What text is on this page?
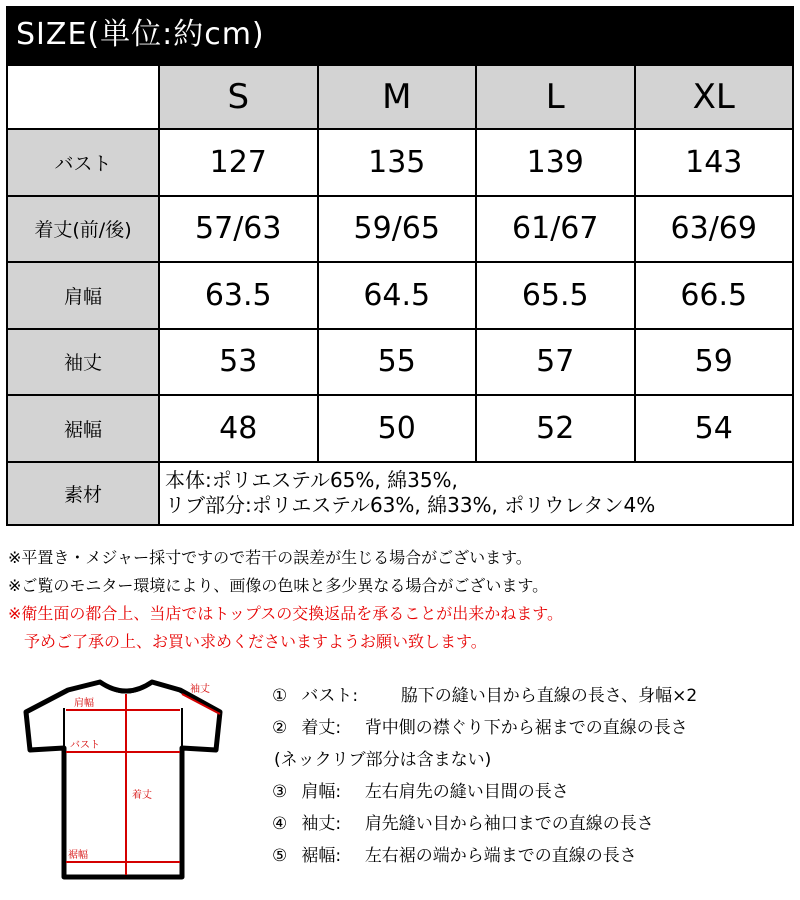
SIZE(単位:約cm)
	S	M	L	XL
バスト	127	135	139	143
着丈(前/後)	57/63	59/65	61/67	63/69
肩幅	63.5	64.5	65.5	66.5
袖丈	53	55	57	59
裾幅	48	50	52	54
素材	本体:ポリエステル65%, 綿35%,
リブ部分:ポリエステル63%, 綿33%, ポリウレタン4%			
※平置き・メジャー採寸ですので若干の誤差が生じる場合がございます。
※ご覧のモニター環境により、画像の色味と多少異なる場合がございます。
※衛生面の都合上、当店ではトップスの交換返品を承ることが出来かねます。
予めご了承の上、お買い求めくださいますようお願い致します。
肩幅
袖丈
バスト
着丈
裾幅
① バスト:	脇下の縫い目から直線の長さ、身幅×2
② 着丈: 背中側の襟ぐり下から裾までの直線の長さ
(ネックリブ部分は含まない)
③ 肩幅: 左右肩先の縫い目間の長さ
④ 袖丈: 肩先縫い目から袖口までの直線の長さ
⑤ 裾幅: 左右裾の端から端までの直線の長さ
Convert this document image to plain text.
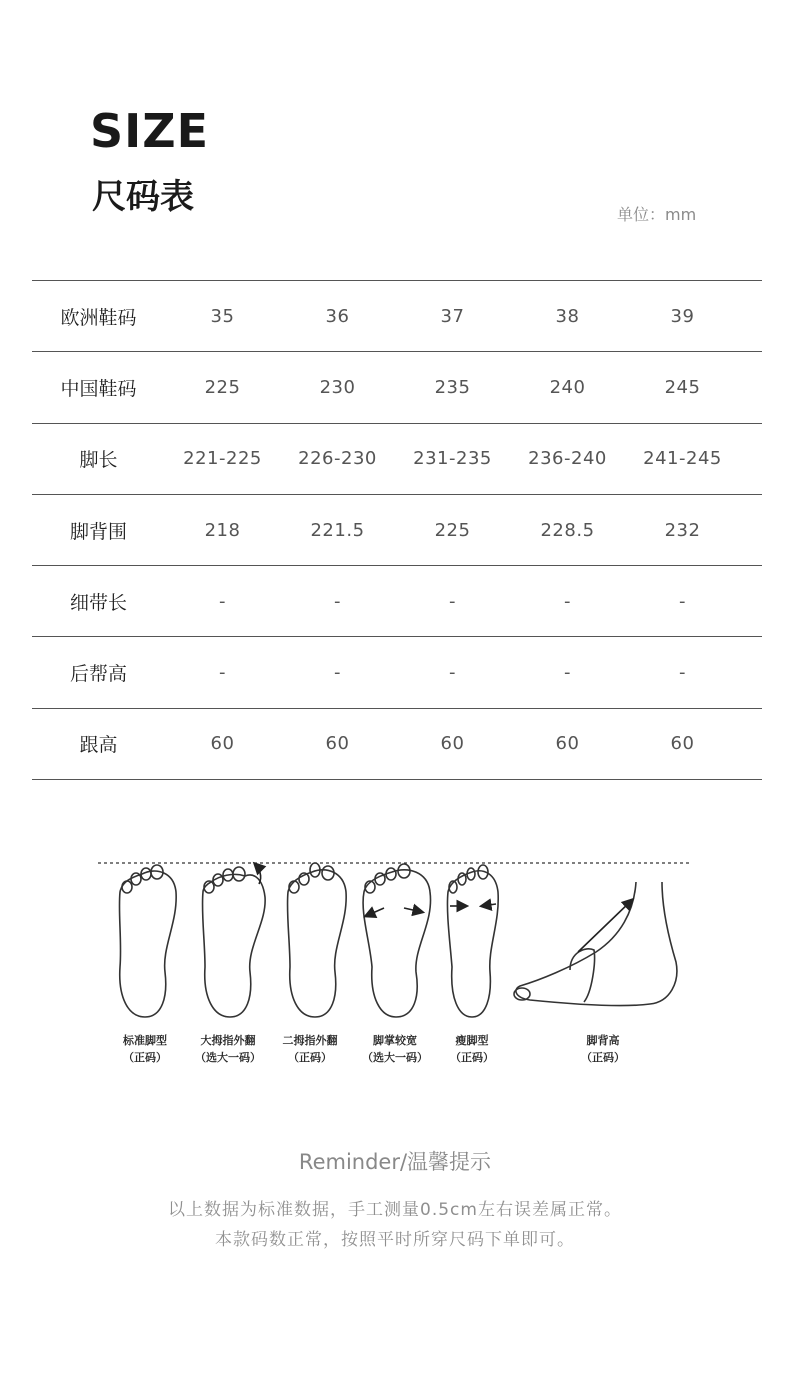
SIZE
尺码表	单位：mm
欧洲鞋码	35	36	37	38	39
中国鞋码	225	230	235	240	245
脚长	221-225	226-230	231-235	236-240	241-245
脚背围	218	221.5	225	228.5	232
细带长	-	-	-	-	-
后帮高	-	-	-	-	-
跟高	60	60	60	60	60
标准脚型
（正码）
大拇指外翻
（选大一码）
二拇指外翻
（正码）
脚掌较宽
（选大一码）
瘦脚型
（正码）
脚背高
（正码）
Reminder/温馨提示
以上数据为标准数据，手工测量0.5cm左右误差属正常。
本款码数正常，按照平时所穿尺码下单即可。
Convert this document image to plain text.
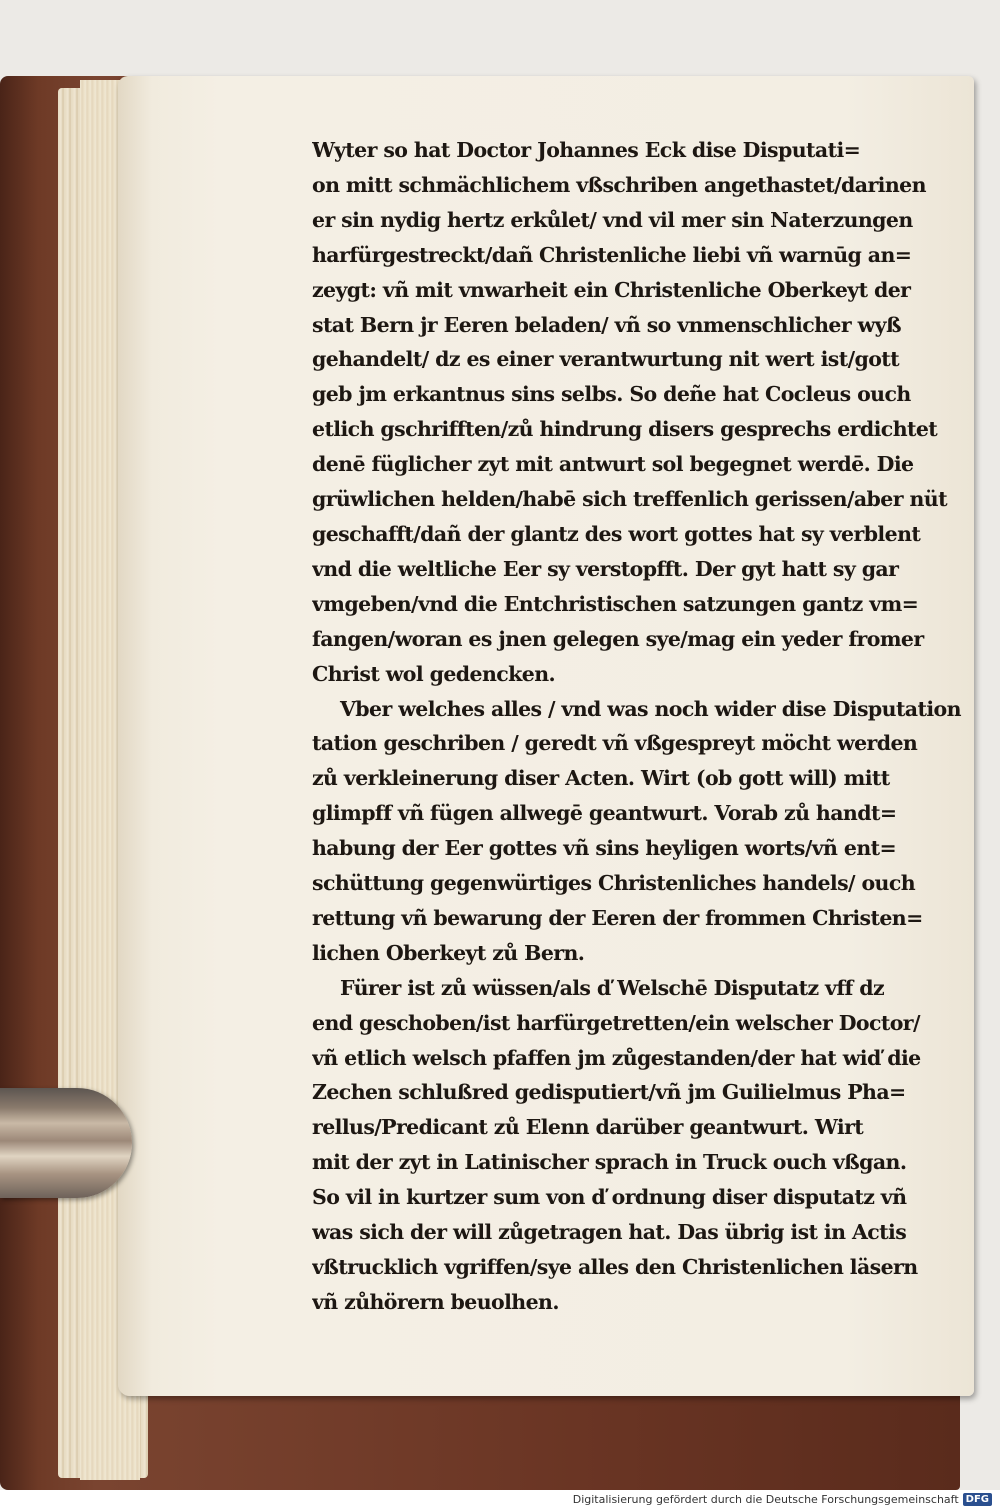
Wyter so hat Doctor Johannes Eck dise Disputati=
on mitt schmächlichem vßschriben angethastet/darinen
er sin nydig hertz erkůlet/ vnd vil mer sin Naterzungen
harfürgestreckt/dañ Christenliche liebi vñ warnūg an=
zeygt: vñ mit vnwarheit ein Christenliche Oberkeyt der
stat Bern jr Eeren beladen/ vñ so vnmenschlicher wyß
gehandelt/ dz es einer verantwurtung nit wert ist/gott
geb jm erkantnus sins selbs. So deñe hat Cocleus ouch
etlich gschrifften/zů hindrung disers gesprechs erdichtet
denē füglicher zyt mit antwurt sol begegnet werdē. Die
grüwlichen helden/habē sich treffenlich gerissen/aber nüt
geschafft/dañ der glantz des wort gottes hat sy verblent
vnd die weltliche Eer sy verstopfft. Der gyt hatt sy gar
vmgeben/vnd die Entchristischen satzungen gantz vm=
fangen/woran es jnen gelegen sye/mag ein yeder fromer
Christ wol gedencken.
Vber welches alles / vnd was noch wider dise Disputation
tation geschriben / geredt vñ vßgespreyt möcht werden
zů verkleinerung diser Acten. Wirt (ob gott will) mitt
glimpff vñ fügen allwegē geantwurt. Vorab zů handt=
habung der Eer gottes vñ sins heyligen worts/vñ ent=
schüttung gegenwürtiges Christenliches handels/ ouch
rettung vñ bewarung der Eeren der frommen Christen=
lichen Oberkeyt zů Bern.
Fürer ist zů wüssen/als ď Welschē Disputatz vff dz
end geschoben/ist harfürgetretten/ein welscher Doctor/
vñ etlich welsch pfaffen jm zůgestanden/der hat wiď die
Zechen schlußred gedisputiert/vñ jm Guilielmus Pha=
rellus/Predicant zů Elenn darüber geantwurt. Wirt
mit der zyt in Latinischer sprach in Truck ouch vßgan.
So vil in kurtzer sum von ď ordnung diser disputatz vñ
was sich der will zůgetragen hat. Das übrig ist in Actis
vßtrucklich vgriffen/sye alles den Christenlichen läsern
vñ zůhörern beuolhen.
Digitalisierung gefördert durch die Deutsche Forschungsgemeinschaft DFG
::::::::::
**Work to complete**
All the lines above are to be given again exactly as they read, with the pictures removed.

**Result**
What text is on this page?
SIZE(単位:約cm)
	S	M	L	XL
バスト	127	135	139	143
着丈(前/後)	57/63	59/65	61/67	63/69
肩幅	63.5	64.5	65.5	66.5
袖丈	53	55	57	59
裾幅	48	50	52	54
素材	本体:ポリエステル65%, 綿35%,
リブ部分:ポリエステル63%, 綿33%, ポリウレタン4%			
※平置き・メジャー採寸ですので若干の誤差が生じる場合がございます。
※ご覧のモニター環境により、画像の色味と多少異なる場合がございます。
※衛生面の都合上、当店ではトップスの交換返品を承ることが出来かねます。
予めご了承の上、お買い求めくださいますようお願い致します。
肩幅
袖丈
バスト
着丈
裾幅
① バスト:	脇下の縫い目から直線の長さ、身幅×2
② 着丈: 背中側の襟ぐり下から裾までの直線の長さ
(ネックリブ部分は含まない)
③ 肩幅: 左右肩先の縫い目間の長さ
④ 袖丈: 肩先縫い目から袖口までの直線の長さ
⑤ 裾幅: 左右裾の端から端までの直線の長さ
Convert this document image to plain text.
SIZE
尺码表	单位：mm
欧洲鞋码	35	36	37	38	39
中国鞋码	225	230	235	240	245
脚长	221-225	226-230	231-235	236-240	241-245
脚背围	218	221.5	225	228.5	232
细带长	-	-	-	-	-
后帮高	-	-	-	-	-
跟高	60	60	60	60	60
标准脚型
（正码）
大拇指外翻
（选大一码）
二拇指外翻
（正码）
脚掌较宽
（选大一码）
瘦脚型
（正码）
脚背高
（正码）
Reminder/温馨提示
以上数据为标准数据，手工测量0.5cm左右误差属正常。
本款码数正常，按照平时所穿尺码下单即可。
Convert this document image to plain text.
Wyter so hat Doctor Johannes Eck dise Disputati=
on mitt schmächlichem vßschriben angethastet/darinen
er sin nydig hertz erkůlet/ vnd vil mer sin Naterzungen
harfürgestreckt/dañ Christenliche liebi vñ warnūg an=
zeygt: vñ mit vnwarheit ein Christenliche Oberkeyt der
stat Bern jr Eeren beladen/ vñ so vnmenschlicher wyß
gehandelt/ dz es einer verantwurtung nit wert ist/gott
geb jm erkantnus sins selbs. So deñe hat Cocleus ouch
etlich gschrifften/zů hindrung disers gesprechs erdichtet
denē füglicher zyt mit antwurt sol begegnet werdē. Die
grüwlichen helden/habē sich treffenlich gerissen/aber nüt
geschafft/dañ der glantz des wort gottes hat sy verblent
vnd die weltliche Eer sy verstopfft. Der gyt hatt sy gar
vmgeben/vnd die Entchristischen satzungen gantz vm=
fangen/woran es jnen gelegen sye/mag ein yeder fromer
Christ wol gedencken.
Vber welches alles / vnd was noch wider dise Disputation
tation geschriben / geredt vñ vßgespreyt möcht werden
zů verkleinerung diser Acten. Wirt (ob gott will) mitt
glimpff vñ fügen allwegē geantwurt. Vorab zů handt=
habung der Eer gottes vñ sins heyligen worts/vñ ent=
schüttung gegenwürtiges Christenliches handels/ ouch
rettung vñ bewarung der Eeren der frommen Christen=
lichen Oberkeyt zů Bern.
Fürer ist zů wüssen/als ď Welschē Disputatz vff dz
end geschoben/ist harfürgetretten/ein welscher Doctor/
vñ etlich welsch pfaffen jm zůgestanden/der hat wiď die
Zechen schlußred gedisputiert/vñ jm Guilielmus Pha=
rellus/Predicant zů Elenn darüber geantwurt. Wirt
mit der zyt in Latinischer sprach in Truck ouch vßgan.
So vil in kurtzer sum von ď ordnung diser disputatz vñ
was sich der will zůgetragen hat. Das übrig ist in Actis
vßtrucklich vgriffen/sye alles den Christenlichen läsern
vñ zůhörern beuolhen.
Digitalisierung gefördert durch die Deutsche Forschungsgemeinschaft DFG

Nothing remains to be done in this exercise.